# Task requirements
Each entry below is to be written out exactly, and the pictures are to be left out.

# Material for this exercise
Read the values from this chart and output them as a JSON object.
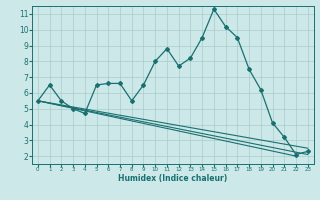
{
  "xlabel": "Humidex (Indice chaleur)",
  "bg_color": "#cce8e8",
  "grid_color": "#aacccc",
  "line_color": "#1a7070",
  "xlim": [
    -0.5,
    23.5
  ],
  "ylim": [
    1.5,
    11.5
  ],
  "yticks": [
    2,
    3,
    4,
    5,
    6,
    7,
    8,
    9,
    10,
    11
  ],
  "xticks": [
    0,
    1,
    2,
    3,
    4,
    5,
    6,
    7,
    8,
    9,
    10,
    11,
    12,
    13,
    14,
    15,
    16,
    17,
    18,
    19,
    20,
    21,
    22,
    23
  ],
  "series_main": {
    "x": [
      0,
      1,
      2,
      3,
      4,
      5,
      6,
      7,
      8,
      9,
      10,
      11,
      12,
      13,
      14,
      15,
      16,
      17,
      18,
      19,
      20,
      21,
      22,
      23
    ],
    "y": [
      5.5,
      6.5,
      5.5,
      5.0,
      4.7,
      6.5,
      6.6,
      6.6,
      5.5,
      6.5,
      8.0,
      8.8,
      7.7,
      8.2,
      9.5,
      11.3,
      10.2,
      9.5,
      7.5,
      6.2,
      4.1,
      3.2,
      2.1,
      2.3
    ]
  },
  "series_lines": [
    {
      "x": [
        0,
        23
      ],
      "y": [
        5.5,
        2.1
      ]
    },
    {
      "x": [
        0,
        23
      ],
      "y": [
        5.5,
        2.3
      ]
    },
    {
      "x": [
        0,
        23
      ],
      "y": [
        5.5,
        2.5
      ]
    }
  ]
}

# Response
Read the values from this chart and output them as a JSON object.
{
  "xlabel": "Humidex (Indice chaleur)",
  "bg_color": "#cce8e8",
  "grid_color": "#aacccc",
  "line_color": "#1a7070",
  "xlim": [
    -0.5,
    23.5
  ],
  "ylim": [
    1.5,
    11.5
  ],
  "yticks": [
    2,
    3,
    4,
    5,
    6,
    7,
    8,
    9,
    10,
    11
  ],
  "xticks": [
    0,
    1,
    2,
    3,
    4,
    5,
    6,
    7,
    8,
    9,
    10,
    11,
    12,
    13,
    14,
    15,
    16,
    17,
    18,
    19,
    20,
    21,
    22,
    23
  ],
  "series_main": {
    "x": [
      0,
      1,
      2,
      3,
      4,
      5,
      6,
      7,
      8,
      9,
      10,
      11,
      12,
      13,
      14,
      15,
      16,
      17,
      18,
      19,
      20,
      21,
      22,
      23
    ],
    "y": [
      5.5,
      6.5,
      5.5,
      5.0,
      4.7,
      6.5,
      6.6,
      6.6,
      5.5,
      6.5,
      8.0,
      8.8,
      7.7,
      8.2,
      9.5,
      11.3,
      10.2,
      9.5,
      7.5,
      6.2,
      4.1,
      3.2,
      2.1,
      2.3
    ]
  },
  "series_lines": [
    {
      "x": [
        0,
        23
      ],
      "y": [
        5.5,
        2.1
      ]
    },
    {
      "x": [
        0,
        23
      ],
      "y": [
        5.5,
        2.3
      ]
    },
    {
      "x": [
        0,
        23
      ],
      "y": [
        5.5,
        2.5
      ]
    }
  ]
}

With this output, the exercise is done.